YOUR LOGO

Failure to bill costs Cook health system; Officials say total for unpaid services at least $250 million

Chicago Tribune
By Judith Graham, Tribune staff reporter. Tribune staff reporter Mickey Ciokajlo contributed.
January 14, 2007

Cook County's enormous health system failed to bill patients for at least $250 million in medical services last year, and that helped throw the system into a state of financial crisis, county officials confirmed Friday.

County spokesman Steve Mayberry said the failure-to-bill estimate is conservative, spanning a period between October 2005 and October 2006.

It's unclear how much of that money the county could have collected and whether the underlying problem was administrative incompetence, negligence or a combination of other factors.

Still, the "financial systems at the county are a disaster," said Patricia Terrell, former deputy chief of the county health bureau.

Now, some health professionals fear that patients will end up paying the price. On Tuesday, County Board President Todd Stroger will release his long-anticipated budget for 2007, a document expected to propose deep cuts to the health bureau as part of an effort to close a $500 million hole in the county budget.

Though Stroger has suggested he has some flexibility on the budget, he has recommended that $140 million be slashed from the health bureau's $832 million budget.

Critics have charged that the health bureau is larded with patronage, but Terrell said, "Believe me, patronage isn't this big a problem. There's no way to make changes of this magnitude without real danger to patients." Terrell now works for Health Management Associates, a consulting firm.

Nor is it easy to figure out how to make cuts, and where, on such short notice, without raising the potential for significant unforeseen consequences.

"The theory behind this is that there's a big, fat, bloated bureaucracy," said Dr. Saul Weiner, senior investigator at the Veterans Administration Midwest Center for Health Services and Policy Research. "That's probably true, but the question remains, will they cut in the right places? For instance, will they get rid of people because they're easy to fire or because they don't have the skills to do the job?"

--

* WORK TO BE COMPLETED *
List every distinct dollar amount that appears in the article on the Cook County health system's failure to bill. The records that come next have nothing to do with the article on the Cook County health system.

--

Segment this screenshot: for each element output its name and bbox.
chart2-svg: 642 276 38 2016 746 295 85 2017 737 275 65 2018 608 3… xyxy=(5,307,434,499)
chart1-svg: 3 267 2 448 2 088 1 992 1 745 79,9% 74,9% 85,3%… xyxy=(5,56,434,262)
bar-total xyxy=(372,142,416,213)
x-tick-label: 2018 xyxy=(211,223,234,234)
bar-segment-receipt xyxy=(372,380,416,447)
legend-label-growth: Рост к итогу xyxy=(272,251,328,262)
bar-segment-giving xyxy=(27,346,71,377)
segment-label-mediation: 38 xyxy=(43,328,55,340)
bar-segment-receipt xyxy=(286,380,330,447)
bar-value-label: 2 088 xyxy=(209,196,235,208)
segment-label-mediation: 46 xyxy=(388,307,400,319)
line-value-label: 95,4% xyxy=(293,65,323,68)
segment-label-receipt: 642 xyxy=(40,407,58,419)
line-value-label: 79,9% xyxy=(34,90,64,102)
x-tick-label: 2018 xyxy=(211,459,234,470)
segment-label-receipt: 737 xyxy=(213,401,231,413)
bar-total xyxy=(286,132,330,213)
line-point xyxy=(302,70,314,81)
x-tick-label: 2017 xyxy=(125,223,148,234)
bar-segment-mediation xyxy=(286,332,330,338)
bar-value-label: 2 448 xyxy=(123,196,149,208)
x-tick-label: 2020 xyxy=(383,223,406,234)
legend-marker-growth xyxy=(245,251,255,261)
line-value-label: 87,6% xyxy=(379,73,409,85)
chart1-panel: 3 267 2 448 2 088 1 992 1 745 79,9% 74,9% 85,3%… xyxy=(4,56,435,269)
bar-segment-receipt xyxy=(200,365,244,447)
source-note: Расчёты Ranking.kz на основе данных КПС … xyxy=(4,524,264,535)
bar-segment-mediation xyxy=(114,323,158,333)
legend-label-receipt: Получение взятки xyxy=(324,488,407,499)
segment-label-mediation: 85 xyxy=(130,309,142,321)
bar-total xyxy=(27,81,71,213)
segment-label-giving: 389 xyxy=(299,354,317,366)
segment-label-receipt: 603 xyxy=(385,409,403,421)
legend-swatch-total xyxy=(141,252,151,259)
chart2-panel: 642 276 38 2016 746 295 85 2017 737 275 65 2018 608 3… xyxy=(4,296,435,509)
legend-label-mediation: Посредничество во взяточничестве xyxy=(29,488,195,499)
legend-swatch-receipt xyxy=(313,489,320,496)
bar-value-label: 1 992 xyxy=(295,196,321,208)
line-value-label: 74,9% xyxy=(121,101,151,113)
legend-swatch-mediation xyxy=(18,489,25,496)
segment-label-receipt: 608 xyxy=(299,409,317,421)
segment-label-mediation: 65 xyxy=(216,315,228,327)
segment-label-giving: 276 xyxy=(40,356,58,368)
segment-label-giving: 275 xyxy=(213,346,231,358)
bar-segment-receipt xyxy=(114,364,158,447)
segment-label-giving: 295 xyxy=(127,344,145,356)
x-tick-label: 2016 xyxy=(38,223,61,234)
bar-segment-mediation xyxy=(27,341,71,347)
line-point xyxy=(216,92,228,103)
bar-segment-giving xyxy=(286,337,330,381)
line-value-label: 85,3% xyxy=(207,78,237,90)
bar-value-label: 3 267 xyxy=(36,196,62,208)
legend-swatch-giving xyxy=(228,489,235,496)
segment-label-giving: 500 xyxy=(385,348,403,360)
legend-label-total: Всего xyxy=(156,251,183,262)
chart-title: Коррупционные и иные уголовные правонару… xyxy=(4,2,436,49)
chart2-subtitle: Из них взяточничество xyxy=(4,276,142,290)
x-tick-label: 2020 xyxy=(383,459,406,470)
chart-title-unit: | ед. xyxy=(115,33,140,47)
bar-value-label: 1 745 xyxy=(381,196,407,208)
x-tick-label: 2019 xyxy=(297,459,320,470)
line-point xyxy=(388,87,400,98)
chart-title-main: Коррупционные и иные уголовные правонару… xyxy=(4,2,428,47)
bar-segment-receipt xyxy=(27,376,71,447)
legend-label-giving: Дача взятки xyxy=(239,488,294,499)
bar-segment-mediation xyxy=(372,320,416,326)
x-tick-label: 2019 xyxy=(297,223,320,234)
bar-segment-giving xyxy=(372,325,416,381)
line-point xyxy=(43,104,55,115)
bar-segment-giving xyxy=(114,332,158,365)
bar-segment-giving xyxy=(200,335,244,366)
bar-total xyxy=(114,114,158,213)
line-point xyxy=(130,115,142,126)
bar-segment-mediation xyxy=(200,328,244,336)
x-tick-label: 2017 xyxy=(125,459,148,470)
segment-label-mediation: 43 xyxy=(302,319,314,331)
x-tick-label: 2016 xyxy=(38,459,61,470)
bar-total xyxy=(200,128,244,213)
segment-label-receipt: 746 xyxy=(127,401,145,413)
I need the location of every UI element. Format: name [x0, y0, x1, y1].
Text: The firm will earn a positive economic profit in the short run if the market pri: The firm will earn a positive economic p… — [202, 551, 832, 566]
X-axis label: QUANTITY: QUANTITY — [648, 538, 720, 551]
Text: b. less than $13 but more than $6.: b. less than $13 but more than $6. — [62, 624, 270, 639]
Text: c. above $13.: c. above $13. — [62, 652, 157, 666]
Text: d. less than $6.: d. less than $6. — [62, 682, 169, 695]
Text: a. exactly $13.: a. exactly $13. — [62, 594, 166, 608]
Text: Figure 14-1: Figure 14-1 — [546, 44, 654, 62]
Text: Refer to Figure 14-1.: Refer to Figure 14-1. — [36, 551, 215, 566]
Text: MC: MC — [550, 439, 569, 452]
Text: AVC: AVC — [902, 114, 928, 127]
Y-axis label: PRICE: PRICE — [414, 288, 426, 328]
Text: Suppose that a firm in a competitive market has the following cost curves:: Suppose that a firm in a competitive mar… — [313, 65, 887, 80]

--

* THE ANSWER *
$250 million, $500 million, $140 million, $832 million